**Records for this task**
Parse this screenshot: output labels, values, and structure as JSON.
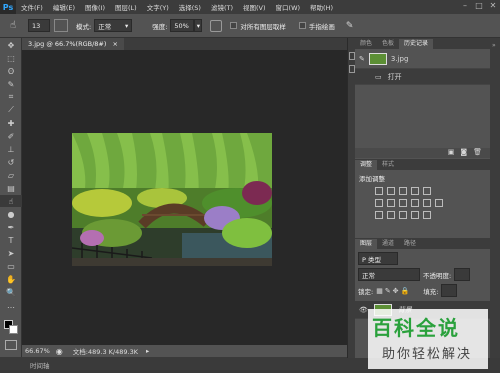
{
  "app": {
    "logo": "Ps"
  },
  "menu": [
    "文件(F)",
    "编辑(E)",
    "图像(I)",
    "图层(L)",
    "文字(Y)",
    "选择(S)",
    "滤镜(T)",
    "视图(V)",
    "窗口(W)",
    "帮助(H)"
  ],
  "options": {
    "brush_size": "13",
    "mode_label": "模式:",
    "mode_value": "正常",
    "strength_label": "强度:",
    "strength_value": "50%",
    "sample_all_label": "对所有图层取样",
    "finger_paint_label": "手指绘画"
  },
  "document": {
    "tab_title": "3.jpg @ 66.7%(RGB/8#)"
  },
  "status": {
    "zoom": "66.67%",
    "doc_size": "文档:489.3 K/489.3K"
  },
  "bottom": {
    "timeline": "时间轴"
  },
  "history_panel": {
    "tabs": [
      "颜色",
      "色板",
      "历史记录"
    ],
    "snapshot_name": "3.jpg",
    "step_open": "打开"
  },
  "adjust_panel": {
    "tabs": [
      "调整",
      "样式"
    ],
    "add_adjustment": "添加调整"
  },
  "layers_panel": {
    "tabs": [
      "图层",
      "通道",
      "路径"
    ],
    "kind_label": "P 类型",
    "blend_mode": "正常",
    "opacity_label": "不透明度:",
    "lock_label": "锁定:",
    "fill_label": "填充:",
    "layer_name": "背景"
  },
  "watermark": {
    "line1": "百科全说",
    "line2": "助你轻松解决"
  },
  "colors": {
    "accent": "#31a8ff",
    "watermark_green": "#2aa13c"
  }
}
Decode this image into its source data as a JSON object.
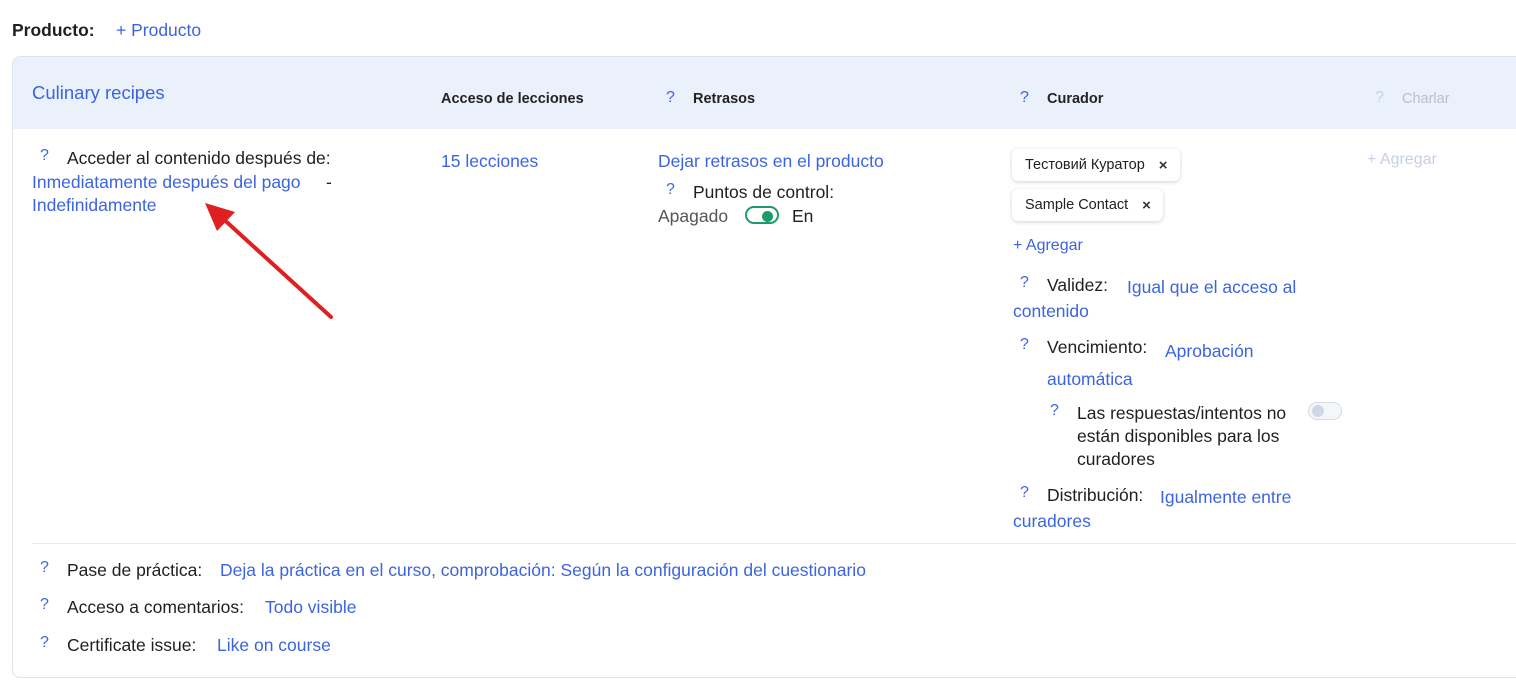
{
  "product": {
    "label": "Producto:",
    "add_link": "+ Producto"
  },
  "card": {
    "title": "Culinary recipes",
    "headers": {
      "lesson_access": "Acceso de lecciones",
      "delays": "Retrasos",
      "curator": "Curador",
      "chat": "Charlar"
    },
    "access": {
      "label": "Acceder al contenido después de:",
      "start_link": "Inmediatamente después del pago",
      "separator": "-",
      "end_link": "Indefinidamente"
    },
    "lessons_link": "15 lecciones",
    "delays": {
      "link": "Dejar retrasos en el producto",
      "checkpoints_label": "Puntos de control:",
      "off_label": "Apagado",
      "on_label": "En",
      "checkpoints_enabled": true
    },
    "curator": {
      "chips": [
        {
          "name": "Тестовий Куратор"
        },
        {
          "name": "Sample Contact"
        }
      ],
      "add_link": "+ Agregar",
      "validity_label": "Validez:",
      "validity_value": "Igual que el acceso al contenido",
      "expiry_label": "Vencimiento:",
      "expiry_value": "Aprobación automática",
      "answers_label": "Las respuestas/intentos no están disponibles para los curadores",
      "answers_enabled": false,
      "distribution_label": "Distribución:",
      "distribution_value": "Igualmente entre curadores"
    },
    "chat": {
      "add_link": "+ Agregar"
    },
    "bottom": {
      "practice_label": "Pase de práctica:",
      "practice_value": "Deja la práctica en el curso, comprobación: Según la configuración del cuestionario",
      "comments_label": "Acceso a comentarios:",
      "comments_value": "Todo visible",
      "certificate_label": "Certificate issue:",
      "certificate_value": "Like on course"
    },
    "help_glyph": "?"
  },
  "colors": {
    "link": "#3c64e0",
    "header_bg": "#eaf1fb",
    "toggle_on": "#1c9a6a",
    "arrow": "#e02020"
  }
}
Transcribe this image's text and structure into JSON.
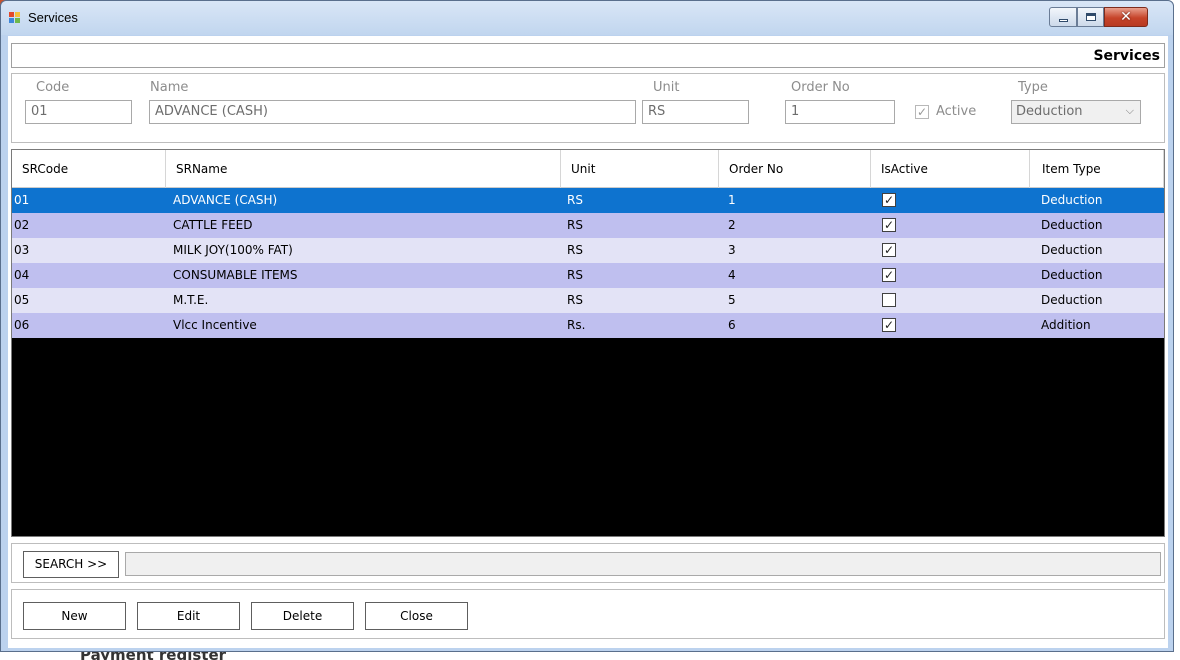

**Written instruction**
Transcribe the records above verbatim. Do not carry over any picture.

**Answer**
Parse this screenshot: output labels, values, and structure as JSON.
{
  "app": {
    "logo": "Ps"
  },
  "menu": [
    "文件(F)",
    "编辑(E)",
    "图像(I)",
    "图层(L)",
    "文字(Y)",
    "选择(S)",
    "滤镜(T)",
    "视图(V)",
    "窗口(W)",
    "帮助(H)"
  ],
  "options": {
    "brush_size": "13",
    "mode_label": "模式:",
    "mode_value": "正常",
    "strength_label": "强度:",
    "strength_value": "50%",
    "sample_all_label": "对所有图层取样",
    "finger_paint_label": "手指绘画"
  },
  "document": {
    "tab_title": "3.jpg @ 66.7%(RGB/8#)"
  },
  "status": {
    "zoom": "66.67%",
    "doc_size": "文档:489.3 K/489.3K"
  },
  "bottom": {
    "timeline": "时间轴"
  },
  "history_panel": {
    "tabs": [
      "颜色",
      "色板",
      "历史记录"
    ],
    "snapshot_name": "3.jpg",
    "step_open": "打开"
  },
  "adjust_panel": {
    "tabs": [
      "调整",
      "样式"
    ],
    "add_adjustment": "添加调整"
  },
  "layers_panel": {
    "tabs": [
      "图层",
      "通道",
      "路径"
    ],
    "kind_label": "P 类型",
    "blend_mode": "正常",
    "opacity_label": "不透明度:",
    "lock_label": "锁定:",
    "fill_label": "填充:",
    "layer_name": "背景"
  },
  "watermark": {
    "line1": "百科全说",
    "line2": "助你轻松解决"
  },
  "colors": {
    "accent": "#31a8ff",
    "watermark_green": "#2aa13c"
  }
}
Decode this image into its source data as a JSON object.
{
  "product": {
    "label": "Producto:",
    "add_link": "+ Producto"
  },
  "card": {
    "title": "Culinary recipes",
    "headers": {
      "lesson_access": "Acceso de lecciones",
      "delays": "Retrasos",
      "curator": "Curador",
      "chat": "Charlar"
    },
    "access": {
      "label": "Acceder al contenido después de:",
      "start_link": "Inmediatamente después del pago",
      "separator": "-",
      "end_link": "Indefinidamente"
    },
    "lessons_link": "15 lecciones",
    "delays": {
      "link": "Dejar retrasos en el producto",
      "checkpoints_label": "Puntos de control:",
      "off_label": "Apagado",
      "on_label": "En",
      "checkpoints_enabled": true
    },
    "curator": {
      "chips": [
        {
          "name": "Тестовий Куратор"
        },
        {
          "name": "Sample Contact"
        }
      ],
      "add_link": "+ Agregar",
      "validity_label": "Validez:",
      "validity_value": "Igual que el acceso al contenido",
      "expiry_label": "Vencimiento:",
      "expiry_value": "Aprobación automática",
      "answers_label": "Las respuestas/intentos no están disponibles para los curadores",
      "answers_enabled": false,
      "distribution_label": "Distribución:",
      "distribution_value": "Igualmente entre curadores"
    },
    "chat": {
      "add_link": "+ Agregar"
    },
    "bottom": {
      "practice_label": "Pase de práctica:",
      "practice_value": "Deja la práctica en el curso, comprobación: Según la configuración del cuestionario",
      "comments_label": "Acceso a comentarios:",
      "comments_value": "Todo visible",
      "certificate_label": "Certificate issue:",
      "certificate_value": "Like on course"
    },
    "help_glyph": "?"
  },
  "colors": {
    "link": "#3c64e0",
    "header_bg": "#eaf1fb",
    "toggle_on": "#1c9a6a",
    "arrow": "#e02020"
  }
}
Transcribe this image's text and structure into JSON.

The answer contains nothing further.